Instructions:
a – In the forum thread on weekend lathe turnings, how long are the Hickory cant hook handles?
b – Reproduce word for word the passage of the forum thread on weekend lathe turnings from "The lathe came" to "sharp bowl gouge.".
c – Write a continuation of the forum thread on weekend lathe turnings, picking up after its final post.

Selection:

——

# Some weekend turnings



## brisawyer (Aug 9, 2010)

Some cant hook handles out of Hickory. Replacements for ones that I broke.


----------



## brisawyer (Aug 9, 2010)

Some Elm bracelets for the woman.









I will put some pics of my lathe up tomorow.


----------



## aquan8tor (Aug 9, 2010)

Nice work. Boy is hickory a great wood! I've not turned elm before. Are those 48" handles or 60"?? I've never used the full capacity of my Powermatic 3520--I have the 18" extension that lets you turn over 48" between centers, but I'm primarily a bowl turner. Great job-keep it up!!


----------



## brisawyer (Aug 9, 2010)

The handles are 40" I just copied what I already had. I have a Yates American lathe. Im guessing about 1950-1960 on age. I can do about 48" between centers.
The lathe came out of a school shop. It is 3 phase I am running it with a teco variable frequency drive. Its the small box on the wall in the upper left of the last photo. This lets me use single phase power and gives me additional speed control soft start braking and a bunch of other cool options. I can go from about 50 rpm to 6000.


----------



## brisawyer (Aug 9, 2010)

I turn a few bowls too. Nothing like laying into a fresh green piece of wood with a sharp bowl gouge.

——

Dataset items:

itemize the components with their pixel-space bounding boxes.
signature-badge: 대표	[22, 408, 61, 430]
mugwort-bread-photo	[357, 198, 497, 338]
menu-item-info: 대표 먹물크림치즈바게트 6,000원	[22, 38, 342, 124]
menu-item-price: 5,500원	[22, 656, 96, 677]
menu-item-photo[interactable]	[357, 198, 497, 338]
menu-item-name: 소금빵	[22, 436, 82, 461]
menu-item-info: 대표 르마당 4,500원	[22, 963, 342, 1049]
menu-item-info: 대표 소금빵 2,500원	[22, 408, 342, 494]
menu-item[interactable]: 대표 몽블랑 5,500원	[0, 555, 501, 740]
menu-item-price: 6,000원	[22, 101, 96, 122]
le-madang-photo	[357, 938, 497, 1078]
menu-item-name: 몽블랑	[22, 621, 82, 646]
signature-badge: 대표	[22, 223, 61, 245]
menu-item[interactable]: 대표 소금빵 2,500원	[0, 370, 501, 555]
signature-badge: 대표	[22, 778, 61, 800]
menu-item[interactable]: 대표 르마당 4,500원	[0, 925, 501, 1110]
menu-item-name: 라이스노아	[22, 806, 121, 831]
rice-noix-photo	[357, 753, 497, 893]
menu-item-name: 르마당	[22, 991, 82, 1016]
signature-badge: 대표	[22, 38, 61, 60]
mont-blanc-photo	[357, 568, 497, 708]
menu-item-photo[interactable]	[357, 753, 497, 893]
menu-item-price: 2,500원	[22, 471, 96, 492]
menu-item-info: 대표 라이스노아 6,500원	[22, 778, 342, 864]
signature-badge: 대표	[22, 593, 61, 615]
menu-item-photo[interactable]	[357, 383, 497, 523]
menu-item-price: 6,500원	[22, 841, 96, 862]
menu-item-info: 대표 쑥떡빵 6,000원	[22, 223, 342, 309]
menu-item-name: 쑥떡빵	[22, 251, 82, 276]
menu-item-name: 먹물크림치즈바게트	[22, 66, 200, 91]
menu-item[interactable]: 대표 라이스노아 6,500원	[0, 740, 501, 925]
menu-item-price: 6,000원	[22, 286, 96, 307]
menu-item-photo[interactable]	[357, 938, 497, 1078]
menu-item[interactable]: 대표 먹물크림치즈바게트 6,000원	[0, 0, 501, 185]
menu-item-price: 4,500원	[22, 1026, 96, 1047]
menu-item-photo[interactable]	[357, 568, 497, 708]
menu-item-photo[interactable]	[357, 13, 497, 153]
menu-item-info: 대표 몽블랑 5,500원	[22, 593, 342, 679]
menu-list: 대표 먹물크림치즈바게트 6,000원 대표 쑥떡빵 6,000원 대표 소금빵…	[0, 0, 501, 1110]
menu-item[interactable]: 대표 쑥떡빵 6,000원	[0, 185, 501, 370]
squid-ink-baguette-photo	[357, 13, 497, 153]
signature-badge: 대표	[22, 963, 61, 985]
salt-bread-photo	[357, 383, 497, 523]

——

Answers for the tasks:
a – 40 inches.

b –
The lathe came out of a school shop. It is 3 phase I am running it with a teco variable frequency drive. Its the small box on the wall in the upper left of the last photo. This lets me use single phase power and gives me additional speed control soft start braking and a bunch of other cool options. I can go from about 50 rpm to 6000.


----------



## brisawyer (Aug 9, 2010)

I turn a few bowls too. Nothing like laying into a fresh green piece of wood with a sharp bowl gouge.

c –
3 from tulip poplar.









Maple


----------



## brisawyer (Aug 9, 2010)

More of the maple one and a small black walnut


----------



## deeker (Oct 21, 2010)

You do very good work. I am only a turning student at the very best.


----------



## Longshot (Oct 21, 2010)

I'm likin' that Yates!
.....and those handles look first rate. Good work.


----------



## brisawyer (Oct 21, 2010)

Thanks, I bought 2 of the lathes and a bandsaw off a neighbor. They were on the way to the scrapyard. Some paint and a variable frequency drive (they are 3 phase) and they are back in service.


----------



## CWME (Nov 6, 2010)

Nice work there! I like the form of the one on the left in the pic where they are stacked(11th pic). Handles look great too!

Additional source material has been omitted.